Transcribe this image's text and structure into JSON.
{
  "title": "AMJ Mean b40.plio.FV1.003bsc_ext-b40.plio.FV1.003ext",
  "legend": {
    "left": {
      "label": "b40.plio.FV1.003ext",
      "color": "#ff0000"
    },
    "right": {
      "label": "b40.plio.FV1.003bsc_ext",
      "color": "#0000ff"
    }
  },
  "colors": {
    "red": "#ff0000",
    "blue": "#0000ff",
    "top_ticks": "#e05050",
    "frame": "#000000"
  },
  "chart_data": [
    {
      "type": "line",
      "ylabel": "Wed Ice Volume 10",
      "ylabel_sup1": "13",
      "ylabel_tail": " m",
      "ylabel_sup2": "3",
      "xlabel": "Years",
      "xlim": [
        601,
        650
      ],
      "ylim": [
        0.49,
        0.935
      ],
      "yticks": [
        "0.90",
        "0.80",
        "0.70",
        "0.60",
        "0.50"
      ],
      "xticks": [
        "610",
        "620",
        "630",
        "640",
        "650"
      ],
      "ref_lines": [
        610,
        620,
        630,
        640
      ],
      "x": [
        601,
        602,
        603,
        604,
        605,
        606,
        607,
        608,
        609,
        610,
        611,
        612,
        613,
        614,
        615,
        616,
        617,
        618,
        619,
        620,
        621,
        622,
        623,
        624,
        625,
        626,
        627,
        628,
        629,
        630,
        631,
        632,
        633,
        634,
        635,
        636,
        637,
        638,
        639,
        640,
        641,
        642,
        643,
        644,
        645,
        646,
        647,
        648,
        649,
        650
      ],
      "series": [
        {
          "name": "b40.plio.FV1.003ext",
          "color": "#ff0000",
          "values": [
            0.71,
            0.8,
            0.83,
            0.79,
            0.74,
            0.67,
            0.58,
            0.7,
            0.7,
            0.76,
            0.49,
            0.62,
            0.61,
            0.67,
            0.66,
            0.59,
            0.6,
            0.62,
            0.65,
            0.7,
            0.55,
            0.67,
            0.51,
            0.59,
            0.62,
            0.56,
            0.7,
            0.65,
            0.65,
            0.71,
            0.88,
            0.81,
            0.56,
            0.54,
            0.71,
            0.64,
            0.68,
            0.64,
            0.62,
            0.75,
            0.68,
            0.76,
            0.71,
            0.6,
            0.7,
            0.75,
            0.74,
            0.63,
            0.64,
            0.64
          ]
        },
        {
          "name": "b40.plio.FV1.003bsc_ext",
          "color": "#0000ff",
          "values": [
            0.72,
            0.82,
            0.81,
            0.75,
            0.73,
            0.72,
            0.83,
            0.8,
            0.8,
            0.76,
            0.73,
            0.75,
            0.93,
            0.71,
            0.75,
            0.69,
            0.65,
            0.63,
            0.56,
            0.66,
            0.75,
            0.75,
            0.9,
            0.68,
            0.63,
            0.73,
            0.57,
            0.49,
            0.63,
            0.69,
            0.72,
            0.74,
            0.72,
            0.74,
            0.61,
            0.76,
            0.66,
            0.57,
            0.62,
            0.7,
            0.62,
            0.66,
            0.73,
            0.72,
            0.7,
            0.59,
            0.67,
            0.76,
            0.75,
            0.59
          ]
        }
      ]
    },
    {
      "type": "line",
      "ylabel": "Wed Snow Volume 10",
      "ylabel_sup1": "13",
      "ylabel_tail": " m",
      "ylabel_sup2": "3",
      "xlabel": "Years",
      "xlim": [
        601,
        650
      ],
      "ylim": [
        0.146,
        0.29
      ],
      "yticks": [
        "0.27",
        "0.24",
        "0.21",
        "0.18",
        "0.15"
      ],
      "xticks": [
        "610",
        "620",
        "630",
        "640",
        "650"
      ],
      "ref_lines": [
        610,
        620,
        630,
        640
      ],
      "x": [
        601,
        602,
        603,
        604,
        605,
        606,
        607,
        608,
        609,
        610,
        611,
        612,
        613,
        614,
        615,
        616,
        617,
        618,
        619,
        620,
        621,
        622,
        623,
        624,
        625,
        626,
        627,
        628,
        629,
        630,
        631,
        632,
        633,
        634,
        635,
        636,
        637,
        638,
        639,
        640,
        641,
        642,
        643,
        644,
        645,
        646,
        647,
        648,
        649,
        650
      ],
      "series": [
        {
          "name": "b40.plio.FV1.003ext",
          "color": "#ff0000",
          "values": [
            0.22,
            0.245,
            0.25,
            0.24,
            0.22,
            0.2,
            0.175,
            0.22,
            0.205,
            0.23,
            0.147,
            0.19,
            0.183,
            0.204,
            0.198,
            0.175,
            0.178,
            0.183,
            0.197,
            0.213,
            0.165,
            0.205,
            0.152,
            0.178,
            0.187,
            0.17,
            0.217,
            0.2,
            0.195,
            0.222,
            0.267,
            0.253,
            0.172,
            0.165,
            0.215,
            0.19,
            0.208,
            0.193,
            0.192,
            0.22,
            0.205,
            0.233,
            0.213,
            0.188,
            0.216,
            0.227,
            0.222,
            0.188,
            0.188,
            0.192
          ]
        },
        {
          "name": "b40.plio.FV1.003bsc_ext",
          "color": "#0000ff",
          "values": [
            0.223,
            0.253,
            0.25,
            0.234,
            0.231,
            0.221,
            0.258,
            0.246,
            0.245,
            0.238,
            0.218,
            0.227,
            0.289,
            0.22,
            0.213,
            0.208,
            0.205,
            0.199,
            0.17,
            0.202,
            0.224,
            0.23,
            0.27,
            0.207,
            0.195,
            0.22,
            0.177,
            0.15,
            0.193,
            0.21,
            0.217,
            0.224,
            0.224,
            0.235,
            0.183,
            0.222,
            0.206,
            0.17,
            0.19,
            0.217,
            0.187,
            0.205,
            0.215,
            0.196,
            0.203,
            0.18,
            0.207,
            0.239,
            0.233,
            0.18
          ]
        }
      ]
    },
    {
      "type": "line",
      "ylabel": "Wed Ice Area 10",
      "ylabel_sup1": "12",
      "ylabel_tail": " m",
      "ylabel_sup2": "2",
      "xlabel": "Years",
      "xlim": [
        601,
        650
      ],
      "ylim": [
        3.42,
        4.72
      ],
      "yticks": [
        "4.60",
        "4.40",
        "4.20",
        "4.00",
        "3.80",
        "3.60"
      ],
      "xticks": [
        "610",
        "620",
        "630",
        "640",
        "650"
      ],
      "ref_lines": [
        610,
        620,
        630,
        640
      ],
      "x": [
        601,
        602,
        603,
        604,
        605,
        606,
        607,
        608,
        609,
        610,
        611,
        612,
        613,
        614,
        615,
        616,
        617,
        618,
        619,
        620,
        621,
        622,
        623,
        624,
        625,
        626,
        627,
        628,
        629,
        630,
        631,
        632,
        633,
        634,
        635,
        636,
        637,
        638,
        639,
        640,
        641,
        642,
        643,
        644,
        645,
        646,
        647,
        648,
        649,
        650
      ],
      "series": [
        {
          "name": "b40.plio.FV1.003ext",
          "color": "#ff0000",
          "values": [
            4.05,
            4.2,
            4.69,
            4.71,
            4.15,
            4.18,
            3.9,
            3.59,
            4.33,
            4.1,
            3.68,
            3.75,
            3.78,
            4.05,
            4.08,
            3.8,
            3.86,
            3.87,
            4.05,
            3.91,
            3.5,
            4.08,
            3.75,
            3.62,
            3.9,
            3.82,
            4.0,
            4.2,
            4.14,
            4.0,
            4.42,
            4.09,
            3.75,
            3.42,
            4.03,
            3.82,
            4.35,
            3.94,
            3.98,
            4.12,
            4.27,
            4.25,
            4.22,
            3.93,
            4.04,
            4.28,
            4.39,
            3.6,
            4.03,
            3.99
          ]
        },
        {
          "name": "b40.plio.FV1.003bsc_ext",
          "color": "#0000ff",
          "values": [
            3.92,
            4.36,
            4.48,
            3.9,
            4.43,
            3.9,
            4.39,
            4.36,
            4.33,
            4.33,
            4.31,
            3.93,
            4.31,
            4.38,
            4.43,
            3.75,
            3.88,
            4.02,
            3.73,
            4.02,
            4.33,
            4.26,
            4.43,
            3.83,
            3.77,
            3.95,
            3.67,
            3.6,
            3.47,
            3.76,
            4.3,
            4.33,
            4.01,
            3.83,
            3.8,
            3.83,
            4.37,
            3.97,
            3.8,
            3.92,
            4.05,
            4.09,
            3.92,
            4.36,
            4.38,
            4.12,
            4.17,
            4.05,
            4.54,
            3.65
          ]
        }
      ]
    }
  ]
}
______
§ **GIVEN INSTRUCTION**
Supply the count of lines in the entries that contain the word "Volume", and nothing besides.

§ **ANSWER IN FULL**
2